-- begin Dataset entries --
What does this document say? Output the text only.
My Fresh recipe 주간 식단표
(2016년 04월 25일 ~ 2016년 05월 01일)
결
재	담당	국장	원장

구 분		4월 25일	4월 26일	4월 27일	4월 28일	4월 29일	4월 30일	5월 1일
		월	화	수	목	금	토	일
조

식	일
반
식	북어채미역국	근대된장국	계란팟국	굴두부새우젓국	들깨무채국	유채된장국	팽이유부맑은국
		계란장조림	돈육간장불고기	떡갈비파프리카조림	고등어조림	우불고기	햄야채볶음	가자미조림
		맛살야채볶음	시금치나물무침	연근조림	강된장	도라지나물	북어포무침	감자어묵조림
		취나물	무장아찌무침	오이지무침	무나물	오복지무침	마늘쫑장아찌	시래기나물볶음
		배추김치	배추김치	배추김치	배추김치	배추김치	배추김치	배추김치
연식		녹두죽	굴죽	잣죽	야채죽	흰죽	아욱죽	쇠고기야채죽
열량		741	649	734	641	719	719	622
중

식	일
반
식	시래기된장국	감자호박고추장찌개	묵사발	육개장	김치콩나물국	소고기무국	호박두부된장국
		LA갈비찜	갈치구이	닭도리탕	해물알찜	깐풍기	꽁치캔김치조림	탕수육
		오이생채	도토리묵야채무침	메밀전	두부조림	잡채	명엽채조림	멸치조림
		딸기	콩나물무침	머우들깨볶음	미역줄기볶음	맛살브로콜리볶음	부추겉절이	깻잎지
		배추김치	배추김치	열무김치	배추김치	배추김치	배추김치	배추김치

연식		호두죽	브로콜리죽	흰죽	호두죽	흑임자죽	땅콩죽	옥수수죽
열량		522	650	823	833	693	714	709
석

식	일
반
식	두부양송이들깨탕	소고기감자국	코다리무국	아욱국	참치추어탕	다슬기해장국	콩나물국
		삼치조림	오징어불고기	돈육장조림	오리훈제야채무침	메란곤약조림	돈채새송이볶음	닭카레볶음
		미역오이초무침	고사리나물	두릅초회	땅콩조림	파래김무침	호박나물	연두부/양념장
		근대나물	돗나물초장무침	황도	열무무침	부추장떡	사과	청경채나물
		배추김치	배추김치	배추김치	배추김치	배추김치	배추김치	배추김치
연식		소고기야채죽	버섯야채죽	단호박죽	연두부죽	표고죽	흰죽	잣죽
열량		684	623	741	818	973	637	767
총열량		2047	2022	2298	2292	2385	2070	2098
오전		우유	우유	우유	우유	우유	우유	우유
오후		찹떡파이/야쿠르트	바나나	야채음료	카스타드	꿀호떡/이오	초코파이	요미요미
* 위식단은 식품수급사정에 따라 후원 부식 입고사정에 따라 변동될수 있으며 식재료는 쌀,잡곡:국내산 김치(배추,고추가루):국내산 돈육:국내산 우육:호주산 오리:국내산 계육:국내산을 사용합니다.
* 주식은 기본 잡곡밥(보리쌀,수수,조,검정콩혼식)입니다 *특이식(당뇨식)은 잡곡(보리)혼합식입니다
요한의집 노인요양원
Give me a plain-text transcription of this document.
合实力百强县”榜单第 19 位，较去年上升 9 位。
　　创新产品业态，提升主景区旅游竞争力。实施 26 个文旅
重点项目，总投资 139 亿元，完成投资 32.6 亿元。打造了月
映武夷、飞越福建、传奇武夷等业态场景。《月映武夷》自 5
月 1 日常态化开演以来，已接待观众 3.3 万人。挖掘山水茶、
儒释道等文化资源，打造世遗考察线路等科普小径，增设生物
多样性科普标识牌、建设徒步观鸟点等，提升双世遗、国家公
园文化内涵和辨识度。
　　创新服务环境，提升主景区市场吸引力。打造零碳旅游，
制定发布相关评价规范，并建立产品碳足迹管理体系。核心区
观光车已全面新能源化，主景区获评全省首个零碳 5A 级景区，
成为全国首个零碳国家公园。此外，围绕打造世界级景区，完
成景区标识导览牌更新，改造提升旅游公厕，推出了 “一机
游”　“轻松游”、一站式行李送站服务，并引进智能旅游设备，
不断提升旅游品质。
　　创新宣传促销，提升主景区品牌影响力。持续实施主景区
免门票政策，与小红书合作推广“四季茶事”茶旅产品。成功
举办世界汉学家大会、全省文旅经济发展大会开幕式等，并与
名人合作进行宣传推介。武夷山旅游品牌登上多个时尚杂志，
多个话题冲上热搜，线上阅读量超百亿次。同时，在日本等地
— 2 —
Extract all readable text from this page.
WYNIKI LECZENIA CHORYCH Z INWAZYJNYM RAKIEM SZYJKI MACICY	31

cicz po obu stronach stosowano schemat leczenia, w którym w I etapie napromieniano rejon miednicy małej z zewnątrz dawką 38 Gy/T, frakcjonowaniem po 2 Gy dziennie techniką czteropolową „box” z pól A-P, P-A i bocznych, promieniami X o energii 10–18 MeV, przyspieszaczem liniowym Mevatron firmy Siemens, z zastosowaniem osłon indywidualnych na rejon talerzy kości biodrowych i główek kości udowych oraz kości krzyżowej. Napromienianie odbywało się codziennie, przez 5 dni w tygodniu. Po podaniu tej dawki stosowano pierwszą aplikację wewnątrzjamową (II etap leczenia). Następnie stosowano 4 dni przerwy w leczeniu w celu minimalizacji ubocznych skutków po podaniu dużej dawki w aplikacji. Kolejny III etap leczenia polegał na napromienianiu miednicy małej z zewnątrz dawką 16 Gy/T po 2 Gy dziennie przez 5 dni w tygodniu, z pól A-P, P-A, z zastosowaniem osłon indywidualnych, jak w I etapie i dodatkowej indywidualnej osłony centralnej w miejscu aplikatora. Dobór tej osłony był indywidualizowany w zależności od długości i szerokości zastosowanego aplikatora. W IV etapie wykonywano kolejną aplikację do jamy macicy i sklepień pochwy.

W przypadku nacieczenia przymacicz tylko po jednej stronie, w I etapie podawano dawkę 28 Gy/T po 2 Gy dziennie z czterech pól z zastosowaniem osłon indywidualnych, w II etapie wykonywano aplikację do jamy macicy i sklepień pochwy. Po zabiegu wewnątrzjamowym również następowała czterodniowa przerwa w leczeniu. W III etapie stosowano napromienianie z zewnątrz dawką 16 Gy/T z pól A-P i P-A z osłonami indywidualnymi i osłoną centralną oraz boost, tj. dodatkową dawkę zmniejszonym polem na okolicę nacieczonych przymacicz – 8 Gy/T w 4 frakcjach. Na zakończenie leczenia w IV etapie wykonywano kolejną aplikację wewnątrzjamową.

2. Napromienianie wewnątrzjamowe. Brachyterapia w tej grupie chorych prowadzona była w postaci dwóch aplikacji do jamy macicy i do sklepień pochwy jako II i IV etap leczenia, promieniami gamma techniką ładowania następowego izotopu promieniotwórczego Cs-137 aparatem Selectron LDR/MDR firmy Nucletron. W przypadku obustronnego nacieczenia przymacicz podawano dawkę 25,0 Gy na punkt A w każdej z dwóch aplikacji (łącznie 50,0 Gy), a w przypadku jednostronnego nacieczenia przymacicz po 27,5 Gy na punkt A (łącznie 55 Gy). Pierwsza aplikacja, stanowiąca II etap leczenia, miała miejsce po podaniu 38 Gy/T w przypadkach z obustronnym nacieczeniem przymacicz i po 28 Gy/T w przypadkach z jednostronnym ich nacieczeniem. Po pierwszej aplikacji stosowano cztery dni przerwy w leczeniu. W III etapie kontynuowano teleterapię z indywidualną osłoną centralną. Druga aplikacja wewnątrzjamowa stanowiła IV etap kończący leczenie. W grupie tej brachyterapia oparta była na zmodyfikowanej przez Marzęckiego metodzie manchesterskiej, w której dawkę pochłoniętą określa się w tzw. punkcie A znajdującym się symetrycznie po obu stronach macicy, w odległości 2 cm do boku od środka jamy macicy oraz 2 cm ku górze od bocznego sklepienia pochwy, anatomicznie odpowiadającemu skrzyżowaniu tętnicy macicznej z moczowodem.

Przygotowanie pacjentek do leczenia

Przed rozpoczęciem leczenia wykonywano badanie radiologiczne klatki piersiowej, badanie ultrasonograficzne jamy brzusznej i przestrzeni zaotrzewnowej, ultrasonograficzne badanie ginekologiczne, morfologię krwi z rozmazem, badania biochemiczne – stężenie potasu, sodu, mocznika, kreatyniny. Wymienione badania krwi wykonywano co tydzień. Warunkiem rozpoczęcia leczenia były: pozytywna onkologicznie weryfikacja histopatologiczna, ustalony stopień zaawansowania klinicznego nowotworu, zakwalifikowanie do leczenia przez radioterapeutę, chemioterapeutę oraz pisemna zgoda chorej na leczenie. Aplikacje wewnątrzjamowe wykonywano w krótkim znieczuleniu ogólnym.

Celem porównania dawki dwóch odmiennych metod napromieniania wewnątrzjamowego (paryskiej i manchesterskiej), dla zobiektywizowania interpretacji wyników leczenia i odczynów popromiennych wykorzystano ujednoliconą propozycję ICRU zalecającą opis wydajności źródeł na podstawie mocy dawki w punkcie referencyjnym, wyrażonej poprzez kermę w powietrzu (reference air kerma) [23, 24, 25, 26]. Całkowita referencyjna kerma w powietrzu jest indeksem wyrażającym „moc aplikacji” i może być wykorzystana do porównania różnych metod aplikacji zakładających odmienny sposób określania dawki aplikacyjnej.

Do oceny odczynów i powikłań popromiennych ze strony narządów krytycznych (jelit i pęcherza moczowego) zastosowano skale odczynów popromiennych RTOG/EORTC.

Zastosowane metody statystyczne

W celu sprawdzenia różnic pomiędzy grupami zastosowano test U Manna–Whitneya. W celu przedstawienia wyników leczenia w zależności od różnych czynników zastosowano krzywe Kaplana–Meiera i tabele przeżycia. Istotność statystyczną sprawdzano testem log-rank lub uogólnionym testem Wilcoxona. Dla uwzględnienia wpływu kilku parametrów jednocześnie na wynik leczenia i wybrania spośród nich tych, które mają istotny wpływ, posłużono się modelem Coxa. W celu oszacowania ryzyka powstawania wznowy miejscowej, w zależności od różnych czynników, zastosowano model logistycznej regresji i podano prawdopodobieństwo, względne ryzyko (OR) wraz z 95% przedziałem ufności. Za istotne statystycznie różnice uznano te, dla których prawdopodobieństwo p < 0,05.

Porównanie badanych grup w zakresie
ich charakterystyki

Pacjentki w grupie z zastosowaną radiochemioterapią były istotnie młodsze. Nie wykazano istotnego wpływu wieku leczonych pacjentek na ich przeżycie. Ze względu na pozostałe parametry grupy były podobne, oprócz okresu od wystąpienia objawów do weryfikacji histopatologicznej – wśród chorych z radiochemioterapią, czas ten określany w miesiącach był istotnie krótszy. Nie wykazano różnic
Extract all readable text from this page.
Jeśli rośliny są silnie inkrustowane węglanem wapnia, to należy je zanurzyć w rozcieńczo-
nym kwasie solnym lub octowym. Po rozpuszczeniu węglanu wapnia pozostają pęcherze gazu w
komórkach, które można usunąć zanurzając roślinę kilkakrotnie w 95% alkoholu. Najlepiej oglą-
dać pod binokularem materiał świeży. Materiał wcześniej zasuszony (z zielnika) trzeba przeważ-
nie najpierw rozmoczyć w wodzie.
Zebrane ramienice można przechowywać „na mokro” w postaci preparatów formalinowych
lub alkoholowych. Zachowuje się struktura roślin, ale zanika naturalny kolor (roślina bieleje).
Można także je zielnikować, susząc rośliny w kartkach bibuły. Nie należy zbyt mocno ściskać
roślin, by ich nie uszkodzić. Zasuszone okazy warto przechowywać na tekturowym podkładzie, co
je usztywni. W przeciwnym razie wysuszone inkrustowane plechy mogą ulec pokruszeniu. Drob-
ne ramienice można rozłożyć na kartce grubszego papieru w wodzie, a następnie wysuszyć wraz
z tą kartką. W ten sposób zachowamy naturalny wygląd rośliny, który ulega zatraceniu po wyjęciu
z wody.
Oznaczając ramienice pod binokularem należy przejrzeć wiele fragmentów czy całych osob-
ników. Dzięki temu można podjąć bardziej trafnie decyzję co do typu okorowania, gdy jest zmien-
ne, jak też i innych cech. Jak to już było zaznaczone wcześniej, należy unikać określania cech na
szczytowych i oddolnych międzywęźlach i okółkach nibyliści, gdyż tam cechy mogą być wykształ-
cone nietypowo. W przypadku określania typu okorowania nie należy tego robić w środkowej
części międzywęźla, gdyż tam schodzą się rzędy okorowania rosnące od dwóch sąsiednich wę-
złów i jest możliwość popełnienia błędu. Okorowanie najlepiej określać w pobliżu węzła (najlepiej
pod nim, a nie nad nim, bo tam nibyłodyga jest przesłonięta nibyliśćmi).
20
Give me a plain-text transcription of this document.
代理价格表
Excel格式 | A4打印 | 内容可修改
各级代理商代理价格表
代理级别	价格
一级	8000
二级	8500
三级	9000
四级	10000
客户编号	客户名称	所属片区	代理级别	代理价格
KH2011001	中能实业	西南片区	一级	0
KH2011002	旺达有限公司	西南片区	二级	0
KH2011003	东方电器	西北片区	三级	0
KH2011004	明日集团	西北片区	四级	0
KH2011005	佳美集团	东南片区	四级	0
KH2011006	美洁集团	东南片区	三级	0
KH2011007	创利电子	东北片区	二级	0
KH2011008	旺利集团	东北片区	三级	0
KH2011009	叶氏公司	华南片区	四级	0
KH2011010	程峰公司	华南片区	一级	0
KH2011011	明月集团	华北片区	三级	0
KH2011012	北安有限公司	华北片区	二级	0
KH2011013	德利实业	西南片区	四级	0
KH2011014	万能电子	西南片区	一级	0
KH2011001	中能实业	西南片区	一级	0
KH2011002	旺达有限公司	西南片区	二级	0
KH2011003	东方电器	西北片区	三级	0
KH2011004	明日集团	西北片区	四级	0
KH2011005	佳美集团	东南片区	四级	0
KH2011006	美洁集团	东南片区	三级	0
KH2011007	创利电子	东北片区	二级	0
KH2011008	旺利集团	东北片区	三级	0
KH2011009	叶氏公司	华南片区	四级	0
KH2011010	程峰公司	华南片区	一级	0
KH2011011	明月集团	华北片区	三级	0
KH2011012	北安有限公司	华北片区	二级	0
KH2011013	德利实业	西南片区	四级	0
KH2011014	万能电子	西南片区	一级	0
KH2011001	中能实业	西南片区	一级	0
-- end Dataset entries --
Instruction: How many of the lines above include the string "wraz"? Reply with the number by itself.

Task answer: 2